Pull each line holding the word "Asian" from the data.
::: GIVEN DATA :::
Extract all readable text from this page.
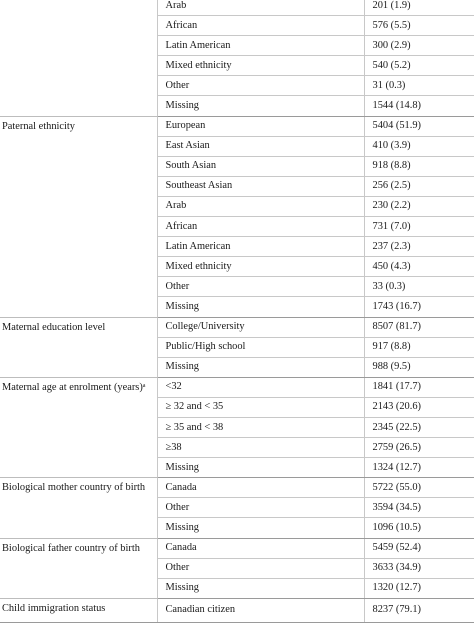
	Arab	201 (1.9)
	African	576 (5.5)
	Latin American	300 (2.9)
	Mixed ethnicity	540 (5.2)
	Other	31 (0.3)
	Missing	1544 (14.8)
Paternal ethnicity	European	5404 (51.9)
	East Asian	410 (3.9)
	South Asian	918 (8.8)
	Southeast Asian	256 (2.5)
	Arab	230 (2.2)
	African	731 (7.0)
	Latin American	237 (2.3)
	Mixed ethnicity	450 (4.3)
	Other	33 (0.3)
	Missing	1743 (16.7)
Maternal education level	College/University	8507 (81.7)
	Public/High school	917 (8.8)
	Missing	988 (9.5)
Maternal age at enrolment (years)ᵃ	<32	1841 (17.7)
	≥ 32 and < 35	2143 (20.6)
	≥ 35 and < 38	2345 (22.5)
	≥38	2759 (26.5)
	Missing	1324 (12.7)
Biological mother country of birth	Canada	5722 (55.0)
	Other	3594 (34.5)
	Missing	1096 (10.5)
Biological father country of birth	Canada	5459 (52.4)
	Other	3633 (34.9)
	Missing	1320 (12.7)
Child immigration status	Canadian citizen	8237 (79.1)
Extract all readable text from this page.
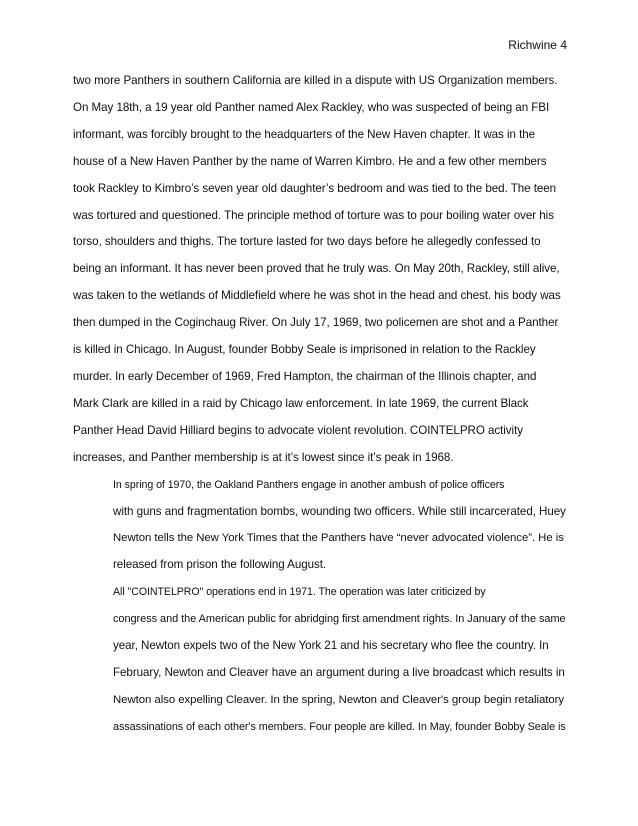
Richwine 4

two more Panthers in southern California are killed in a dispute with US Organization members.
On May 18th, a 19 year old Panther named Alex Rackley, who was suspected of being an FBI
informant, was forcibly brought to the headquarters of the New Haven chapter. It was in the
house of a New Haven Panther by the name of Warren Kimbro. He and a few other members
took Rackley to Kimbro’s seven year old daughter’s bedroom and was tied to the bed. The teen
was tortured and questioned. The principle method of torture was to pour boiling water over his
torso, shoulders and thighs. The torture lasted for two days before he allegedly confessed to
being an informant. It has never been proved that he truly was. On May 20th, Rackley, still alive,
was taken to the wetlands of Middlefield where he was shot in the head and chest. his body was
then dumped in the Coginchaug River. On July 17, 1969, two policemen are shot and a Panther
is killed in Chicago. In August, founder Bobby Seale is imprisoned in relation to the Rackley
murder. In early December of 1969, Fred Hampton, the chairman of the Illinois chapter, and
Mark Clark are killed in a raid by Chicago law enforcement. In late 1969, the current Black
Panther Head David Hilliard begins to advocate violent revolution. COINTELPRO activity
increases, and Panther membership is at it’s lowest since it’s peak in 1968.

In spring of 1970, the Oakland Panthers engage in another ambush of police officers
with guns and fragmentation bombs, wounding two officers. While still incarcerated, Huey
Newton tells the New York Times that the Panthers have “never advocated violence”. He is
released from prison the following August.

All "COINTELPRO" operations end in 1971. The operation was later criticized by
congress and the American public for abridging first amendment rights. In January of the same
year, Newton expels two of the New York 21 and his secretary who flee the country. In
February, Newton and Cleaver have an argument during a live broadcast which results in
Newton also expelling Cleaver. In the spring, Newton and Cleaver's group begin retaliatory
assassinations of each other's members. Four people are killed. In May, founder Bobby Seale is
:::
_TASK SOLUTION_
	East Asian	410 (3.9)
	South Asian	918 (8.8)
	Southeast Asian	256 (2.5)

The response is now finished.